_Artigo_:
◆ ◆ ◆ ◆ ◆

O Nascer do SOL falou com Tomás Lopes que atira: «Isto não foi uma ocupação. Eles invadiram a casa, vandalizaram, arrombaram, assaltaram, em flagrante. Eles cometeram um crime e deveriam ter sido detidos. Isto foi um assalto e uma invasão de propriedade privada».
Conta-nos que já esteve no local mais quatro ou cinco vezes com a GNR e as autoridades «continuam sem fazer nada». Agora, para tirar os invasores, só com uma ordem judicial. «Eles dizem que vão ficar lá. Disseram-nos, à frente da polícia ‘façam queixa mas nós vamos ficar aqui porque não temos para onde ir’. E a polícia não fez nada. Isto é um crime. A polícia não conhece a lei», defende.
Atuação depende da situação
O Nascer do SOL tentou perceber junto das autoridades se a sua intervenção é mesmo quase nula nestes casos, como garante Tomás Lopes. Sem resposta da GNR – a autoridade que foi chamada ao local neste caso –, a PSP explicou-nos como se procede, garantindo que a sua atuação «assenta nos pressupostos legais da situação em concreto, que podem possuir diferentes variáveis, pelo que não há uma resposta perentória relativamente a uma só situação».

◆ ◆ ◆ ◆ ◆

_Dados de entrada_:

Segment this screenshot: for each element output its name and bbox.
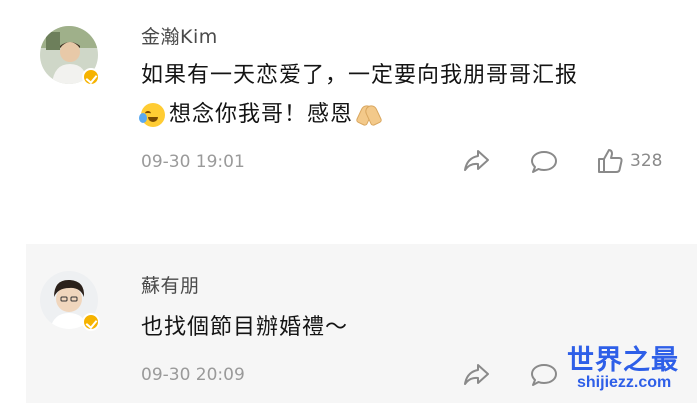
comment-text-line-2: 想念你我哥！感恩: [139, 97, 383, 133]
site-watermark: 世界之最 shijiezz.com: [567, 338, 693, 400]
comment-timestamp: 09-30 20:09: [141, 365, 245, 385]
comment-item: 金瀚Kim 如果有一天恋爱了，一定要向我朋哥哥汇报 想念你我哥！感恩 09-30…: [0, 0, 697, 232]
comment-timestamp: 09-30 19:01: [141, 152, 245, 172]
watermark-title: 世界之最: [567, 345, 679, 376]
verified-badge-icon: [82, 313, 100, 331]
praying-hands-emoji-icon: [355, 103, 383, 127]
comment-icon: [531, 151, 557, 173]
like-count: 328: [630, 151, 663, 171]
comment-text-line-1: 如果有一天恋爱了，一定要向我朋哥哥汇报: [141, 63, 579, 88]
watermark-url: shijiezz.com: [577, 374, 672, 391]
share-button[interactable]: [462, 148, 490, 174]
avatar[interactable]: [40, 26, 100, 86]
thumbs-up-icon: [598, 149, 623, 173]
comment-icon: [531, 364, 557, 386]
comment-button[interactable]: [530, 362, 558, 388]
username[interactable]: 金瀚Kim: [141, 22, 218, 49]
avatar[interactable]: [40, 271, 100, 331]
share-icon: [464, 364, 489, 385]
share-icon: [464, 150, 489, 171]
comment-button[interactable]: [530, 149, 558, 175]
crying-emoji-icon: [139, 103, 165, 127]
comment-text: 也找個節目辦婚禮～: [141, 315, 349, 340]
username[interactable]: 蘇有朋: [141, 271, 200, 298]
verified-badge-icon: [82, 68, 100, 86]
comment-text-line-2-content: 想念你我哥！感恩: [169, 102, 354, 127]
like-button[interactable]: 328: [596, 147, 662, 175]
share-button[interactable]: [462, 362, 490, 388]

◆ ◆ ◆ ◆ ◆

_Enunciado_:
1. Na listagem, troque "comment-timestamp" por "post-time" no trecho que começa na linha que contém "comment-text-line-2: 想念你我哥！感恩: [139, 97, 383, 133]" e termina na linha que contém "comment-text-line-1: 如果有一天恋爱了，一定要向我朋哥哥汇报: [141, 63, 579, 88]", incluindo as duas. Reescreva só esse trecho, sem outras alterações.
2. Prolongue o artigo sobre a invasão da casa, continuando a partir do ponto em que ele termina.
O artigo e a listagem vêm de fontes diferentes.

_Respostas_:
1.
comment-text-line-2: 想念你我哥！感恩: [139, 97, 383, 133]
site-watermark: 世界之最 shijiezz.com: [567, 338, 693, 400]
post-time: 09-30 20:09: [141, 365, 245, 385]
comment-item: 金瀚Kim 如果有一天恋爱了，一定要向我朋哥哥汇报 想念你我哥！感恩 09-30…: [0, 0, 697, 232]
post-time: 09-30 19:01: [141, 152, 245, 172]
watermark-title: 世界之最: [567, 345, 679, 376]
verified-badge-icon: [82, 313, 100, 331]
praying-hands-emoji-icon: [355, 103, 383, 127]
comment-icon: [531, 151, 557, 173]
like-count: 328: [630, 151, 663, 171]
comment-text-line-1: 如果有一天恋爱了，一定要向我朋哥哥汇报: [141, 63, 579, 88]

2.
E dá exemplos: «Se a casa estiver devoluta e não se conhecer o proprietário o procedimento poderá ser no sentido de aguardar a formalização de queixa e consequente decisão judicial para, e em caso de resistência, auxiliar os mandatários a executar a ordem de despejo». Caso a casa esteja devoluta mas o proprietário esteja presente, a polícia «deverá intervir e proceder à recuperação do imóvel». No entanto, «mesmo nestas circunstâncias terá que haver alguma apreciação consubstanciada das circunstâncias em que a ocupação se deu, com anuência ou com o conhecimento do proprietário».
A PSP diz ainda ao nosso jornal que, se a casa estiver devoluta e o proprietário estiver presente e afirmar (e houver testemunhas) «que foi ocupada sem autorização, o procedimento deverá ser o da recuperação do usufruto do imóvel». No entanto, diz a PSP, «também aqui se verifica a necessidade de avaliação dos pressupostos todos que possam justificar uma intervenção policial, uma vez que pode haver contornos de prévia autorização, ou consentimento por parte do proprietário que depois afirma não o ter dado».
No caso se haver uma ocupação consentida, a intervenção policial, «mesmo com a vontade do proprietário, não pode ser assumida sem que haja uma intervenção judicial prévia, uma vez que numa circunstância desta natureza, em princípio não estaremos na presença de qualquer situação criminal».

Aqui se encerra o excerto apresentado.